Saved entries:
* * * * * * * * *
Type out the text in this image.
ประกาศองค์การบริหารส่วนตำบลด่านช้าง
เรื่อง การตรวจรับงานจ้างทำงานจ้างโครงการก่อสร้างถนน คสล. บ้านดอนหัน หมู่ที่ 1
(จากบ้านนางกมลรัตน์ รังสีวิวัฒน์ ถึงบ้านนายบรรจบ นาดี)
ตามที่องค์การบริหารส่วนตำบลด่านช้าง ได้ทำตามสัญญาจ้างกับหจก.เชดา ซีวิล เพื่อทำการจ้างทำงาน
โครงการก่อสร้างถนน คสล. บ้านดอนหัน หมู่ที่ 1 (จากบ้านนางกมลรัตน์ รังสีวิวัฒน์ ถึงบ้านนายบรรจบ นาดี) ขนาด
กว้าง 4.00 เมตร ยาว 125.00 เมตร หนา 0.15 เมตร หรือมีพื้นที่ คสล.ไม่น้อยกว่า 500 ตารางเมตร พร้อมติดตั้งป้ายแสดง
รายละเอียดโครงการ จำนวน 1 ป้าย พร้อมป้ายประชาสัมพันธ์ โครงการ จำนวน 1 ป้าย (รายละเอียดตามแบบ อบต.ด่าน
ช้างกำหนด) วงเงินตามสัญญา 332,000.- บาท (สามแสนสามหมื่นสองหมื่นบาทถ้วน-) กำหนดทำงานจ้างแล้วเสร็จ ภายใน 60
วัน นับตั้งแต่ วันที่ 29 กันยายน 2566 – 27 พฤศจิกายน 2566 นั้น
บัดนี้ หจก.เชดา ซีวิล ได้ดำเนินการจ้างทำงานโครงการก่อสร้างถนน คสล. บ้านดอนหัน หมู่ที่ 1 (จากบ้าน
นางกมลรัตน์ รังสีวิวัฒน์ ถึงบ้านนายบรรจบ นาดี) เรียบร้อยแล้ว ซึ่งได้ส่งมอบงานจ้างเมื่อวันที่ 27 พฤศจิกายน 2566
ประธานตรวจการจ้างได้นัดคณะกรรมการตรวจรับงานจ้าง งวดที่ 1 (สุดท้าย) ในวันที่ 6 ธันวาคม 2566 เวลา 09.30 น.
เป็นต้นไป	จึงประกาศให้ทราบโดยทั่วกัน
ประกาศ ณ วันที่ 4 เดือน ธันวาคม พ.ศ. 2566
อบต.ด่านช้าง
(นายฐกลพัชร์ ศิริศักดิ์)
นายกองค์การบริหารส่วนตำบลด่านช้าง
* * * * * * * * *
Write out all records exactly, keeping every detail.

Type out the text in this image.
ประกาศองค์การบริหารส่วนตำบลด่านช้าง
เรื่อง การตรวจรับงานจ้างทำงานจ้างโครงการก่อสร้างถนน คสล. บ้านดอนหัน หมู่ที่ 1
(จากบ้านนางกมลรัตน์ รังสีวิวัฒน์ ถึงบ้านนายบรรจบ นาดี)
ตามที่องค์การบริหารส่วนตำบลด่านช้าง ได้ทำตามสัญญาจ้างกับหจก.เชดา ซีวิล เพื่อทำการจ้างทำงาน
โครงการก่อสร้างถนน คสล. บ้านดอนหัน หมู่ที่ 1 (จากบ้านนางกมลรัตน์ รังสีวิวัฒน์ ถึงบ้านนายบรรจบ นาดี) ขนาด
กว้าง 4.00 เมตร ยาว 125.00 เมตร หนา 0.15 เมตร หรือมีพื้นที่ คสล.ไม่น้อยกว่า 500 ตารางเมตร พร้อมติดตั้งป้ายแสดง
รายละเอียดโครงการ จำนวน 1 ป้าย พร้อมป้ายประชาสัมพันธ์ โครงการ จำนวน 1 ป้าย (รายละเอียดตามแบบ อบต.ด่าน
ช้างกำหนด) วงเงินตามสัญญา 332,000.- บาท (สามแสนสามหมื่นสองหมื่นบาทถ้วน-) กำหนดทำงานจ้างแล้วเสร็จ ภายใน 60
วัน นับตั้งแต่ วันที่ 29 กันยายน 2566 – 27 พฤศจิกายน 2566 นั้น
บัดนี้ หจก.เชดา ซีวิล ได้ดำเนินการจ้างทำงานโครงการก่อสร้างถนน คสล. บ้านดอนหัน หมู่ที่ 1 (จากบ้าน
นางกมลรัตน์ รังสีวิวัฒน์ ถึงบ้านนายบรรจบ นาดี) เรียบร้อยแล้ว ซึ่งได้ส่งมอบงานจ้างเมื่อวันที่ 27 พฤศจิกายน 2566
ประธานตรวจการจ้างได้นัดคณะกรรมการตรวจรับงานจ้าง งวดที่ 1 (สุดท้าย) ในวันที่ 6 ธันวาคม 2566 เวลา 09.30 น.
เป็นต้นไป	จึงประกาศให้ทราบโดยทั่วกัน
ประกาศ ณ วันที่ 4 เดือน ธันวาคม พ.ศ. 2566
อบต.ด่านช้าง
(นายฐกลพัชร์ ศิริศักดิ์)
นายกองค์การบริหารส่วนตำบลด่านช้าง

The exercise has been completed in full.